>> begin

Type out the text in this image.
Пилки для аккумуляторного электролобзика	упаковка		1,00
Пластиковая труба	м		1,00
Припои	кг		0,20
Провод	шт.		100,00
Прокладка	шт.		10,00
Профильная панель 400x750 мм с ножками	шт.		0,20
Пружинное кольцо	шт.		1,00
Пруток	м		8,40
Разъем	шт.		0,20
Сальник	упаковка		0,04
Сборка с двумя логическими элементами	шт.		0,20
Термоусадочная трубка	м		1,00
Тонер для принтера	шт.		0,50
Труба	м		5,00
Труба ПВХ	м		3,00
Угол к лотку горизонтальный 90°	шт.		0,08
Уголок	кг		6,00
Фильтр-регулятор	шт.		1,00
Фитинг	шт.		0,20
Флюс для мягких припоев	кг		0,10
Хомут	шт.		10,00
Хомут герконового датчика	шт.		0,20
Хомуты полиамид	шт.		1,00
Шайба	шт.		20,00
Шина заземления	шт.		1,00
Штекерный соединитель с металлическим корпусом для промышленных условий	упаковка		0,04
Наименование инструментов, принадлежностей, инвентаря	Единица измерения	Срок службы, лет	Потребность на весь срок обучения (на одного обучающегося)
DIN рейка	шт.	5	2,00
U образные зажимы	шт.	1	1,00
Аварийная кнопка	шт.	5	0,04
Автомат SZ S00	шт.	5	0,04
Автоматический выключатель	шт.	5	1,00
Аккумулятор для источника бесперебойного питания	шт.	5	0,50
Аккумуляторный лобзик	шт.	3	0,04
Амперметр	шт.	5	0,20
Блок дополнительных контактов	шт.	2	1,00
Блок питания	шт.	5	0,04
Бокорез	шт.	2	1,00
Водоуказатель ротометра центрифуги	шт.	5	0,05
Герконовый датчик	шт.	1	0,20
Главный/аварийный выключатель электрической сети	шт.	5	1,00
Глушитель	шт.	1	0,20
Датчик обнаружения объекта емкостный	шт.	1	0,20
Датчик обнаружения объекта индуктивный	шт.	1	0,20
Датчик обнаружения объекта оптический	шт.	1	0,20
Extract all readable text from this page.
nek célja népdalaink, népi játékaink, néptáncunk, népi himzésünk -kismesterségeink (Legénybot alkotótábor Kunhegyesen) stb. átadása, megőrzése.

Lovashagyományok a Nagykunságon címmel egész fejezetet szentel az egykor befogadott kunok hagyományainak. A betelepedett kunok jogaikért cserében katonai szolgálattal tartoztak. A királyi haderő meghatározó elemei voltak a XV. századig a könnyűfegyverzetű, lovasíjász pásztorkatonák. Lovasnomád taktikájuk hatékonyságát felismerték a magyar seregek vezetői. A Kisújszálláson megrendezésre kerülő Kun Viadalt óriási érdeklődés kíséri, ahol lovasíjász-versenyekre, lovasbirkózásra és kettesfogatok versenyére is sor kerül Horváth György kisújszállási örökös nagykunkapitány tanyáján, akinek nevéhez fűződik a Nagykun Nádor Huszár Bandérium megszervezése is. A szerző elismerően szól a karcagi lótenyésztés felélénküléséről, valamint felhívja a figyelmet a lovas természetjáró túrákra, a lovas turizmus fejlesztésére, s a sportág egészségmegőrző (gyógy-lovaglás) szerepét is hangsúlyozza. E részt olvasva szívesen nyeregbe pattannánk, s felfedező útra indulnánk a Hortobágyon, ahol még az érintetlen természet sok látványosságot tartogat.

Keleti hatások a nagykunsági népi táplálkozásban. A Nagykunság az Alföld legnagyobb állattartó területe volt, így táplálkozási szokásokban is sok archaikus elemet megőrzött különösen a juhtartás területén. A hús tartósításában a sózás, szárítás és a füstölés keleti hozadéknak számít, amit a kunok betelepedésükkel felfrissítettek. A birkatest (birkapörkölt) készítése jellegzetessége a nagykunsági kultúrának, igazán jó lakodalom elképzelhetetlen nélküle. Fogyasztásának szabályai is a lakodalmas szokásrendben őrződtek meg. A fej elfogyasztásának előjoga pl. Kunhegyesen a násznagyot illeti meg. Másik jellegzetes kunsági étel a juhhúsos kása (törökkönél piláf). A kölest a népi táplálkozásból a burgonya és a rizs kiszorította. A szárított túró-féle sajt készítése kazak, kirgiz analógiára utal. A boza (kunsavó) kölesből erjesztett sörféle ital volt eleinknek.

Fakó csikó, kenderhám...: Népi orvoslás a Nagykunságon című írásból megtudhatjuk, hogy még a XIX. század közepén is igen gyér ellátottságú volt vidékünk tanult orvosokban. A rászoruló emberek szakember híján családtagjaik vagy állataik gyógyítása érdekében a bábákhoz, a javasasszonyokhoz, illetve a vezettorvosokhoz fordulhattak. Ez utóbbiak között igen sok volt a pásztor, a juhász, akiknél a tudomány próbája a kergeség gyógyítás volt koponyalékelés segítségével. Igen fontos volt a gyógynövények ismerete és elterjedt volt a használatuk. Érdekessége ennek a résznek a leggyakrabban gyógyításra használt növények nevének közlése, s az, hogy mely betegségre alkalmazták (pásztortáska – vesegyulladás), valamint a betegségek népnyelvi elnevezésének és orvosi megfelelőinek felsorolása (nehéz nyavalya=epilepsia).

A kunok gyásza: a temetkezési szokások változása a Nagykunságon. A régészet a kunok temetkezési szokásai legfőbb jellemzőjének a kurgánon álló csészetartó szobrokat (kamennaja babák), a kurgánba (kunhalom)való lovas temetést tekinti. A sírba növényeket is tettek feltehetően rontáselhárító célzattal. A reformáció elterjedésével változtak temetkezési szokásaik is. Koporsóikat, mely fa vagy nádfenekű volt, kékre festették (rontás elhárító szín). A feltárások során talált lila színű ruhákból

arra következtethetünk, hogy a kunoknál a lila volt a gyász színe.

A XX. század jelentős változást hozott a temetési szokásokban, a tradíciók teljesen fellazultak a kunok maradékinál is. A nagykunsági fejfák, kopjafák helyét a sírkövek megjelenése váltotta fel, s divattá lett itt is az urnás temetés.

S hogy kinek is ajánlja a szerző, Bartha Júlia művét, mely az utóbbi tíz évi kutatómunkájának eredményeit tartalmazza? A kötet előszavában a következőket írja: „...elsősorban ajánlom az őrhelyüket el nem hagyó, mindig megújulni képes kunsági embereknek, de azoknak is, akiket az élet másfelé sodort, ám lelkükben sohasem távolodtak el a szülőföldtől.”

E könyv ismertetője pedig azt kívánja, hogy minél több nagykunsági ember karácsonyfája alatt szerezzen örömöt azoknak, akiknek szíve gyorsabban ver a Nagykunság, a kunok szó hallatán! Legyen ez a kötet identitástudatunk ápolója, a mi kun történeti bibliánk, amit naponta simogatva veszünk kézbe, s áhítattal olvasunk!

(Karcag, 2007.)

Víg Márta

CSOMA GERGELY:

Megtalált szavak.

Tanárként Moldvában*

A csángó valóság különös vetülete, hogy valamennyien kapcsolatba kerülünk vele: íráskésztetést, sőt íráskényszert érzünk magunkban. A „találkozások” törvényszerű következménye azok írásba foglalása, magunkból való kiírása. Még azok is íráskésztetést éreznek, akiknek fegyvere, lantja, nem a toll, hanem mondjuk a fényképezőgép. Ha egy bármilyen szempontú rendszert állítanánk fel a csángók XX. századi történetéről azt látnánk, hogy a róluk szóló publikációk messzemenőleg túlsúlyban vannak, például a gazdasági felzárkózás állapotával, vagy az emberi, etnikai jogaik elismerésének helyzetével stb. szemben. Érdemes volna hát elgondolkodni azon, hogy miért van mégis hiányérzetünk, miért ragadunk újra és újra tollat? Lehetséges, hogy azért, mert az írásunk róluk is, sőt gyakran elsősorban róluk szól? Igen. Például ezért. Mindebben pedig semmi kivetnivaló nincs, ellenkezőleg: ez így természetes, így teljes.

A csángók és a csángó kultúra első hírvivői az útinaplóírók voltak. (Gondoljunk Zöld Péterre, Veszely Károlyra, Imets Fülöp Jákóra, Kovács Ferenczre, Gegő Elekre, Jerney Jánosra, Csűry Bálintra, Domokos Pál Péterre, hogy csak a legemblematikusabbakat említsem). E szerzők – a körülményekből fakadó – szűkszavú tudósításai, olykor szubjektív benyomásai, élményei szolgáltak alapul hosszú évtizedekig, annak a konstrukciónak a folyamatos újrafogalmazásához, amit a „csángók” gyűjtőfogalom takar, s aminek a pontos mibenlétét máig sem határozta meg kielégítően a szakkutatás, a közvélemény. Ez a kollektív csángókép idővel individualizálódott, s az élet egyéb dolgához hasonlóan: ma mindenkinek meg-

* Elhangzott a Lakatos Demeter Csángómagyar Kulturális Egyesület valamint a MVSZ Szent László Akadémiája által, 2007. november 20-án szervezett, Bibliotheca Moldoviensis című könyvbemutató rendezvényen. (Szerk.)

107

>> end

In the records above, find each line holding "Kunhegyesen" and copy it.

nek célja népdalaink, népi játékaink, néptáncunk, népi himzésünk -kismesterségeink (Legénybot alkotótábor Kunhegyesen) stb. átadása, megőrzése.
Keleti hatások a nagykunsági népi táplálkozásban. A Nagykunság az Alföld legnagyobb állattartó területe volt, így táplálkozási szokásokban is sok archaikus elemet megőrzött különösen a juhtartás területén. A hús tartósításában a sózás, szárítás és a füstölés keleti hozadéknak számít, amit a kunok betelepedésükkel felfrissítettek. A birkatest (birkapörkölt) készítése jellegzetessége a nagykunsági kultúrának, igazán jó lakodalom elképzelhetetlen nélküle. Fogyasztásának szabályai is a lakodalmas szokásrendben őrződtek meg. A fej elfogyasztásának előjoga pl. Kunhegyesen a násznagyot illeti meg. Másik jellegzetes kunsági étel a juhhúsos kása (törökkönél piláf). A kölest a népi táplálkozásból a burgonya és a rizs kiszorította. A szárított túró-féle sajt készítése kazak, kirgiz analógiára utal. A boza (kunsavó) kölesből erjesztett sörféle ital volt eleinknek.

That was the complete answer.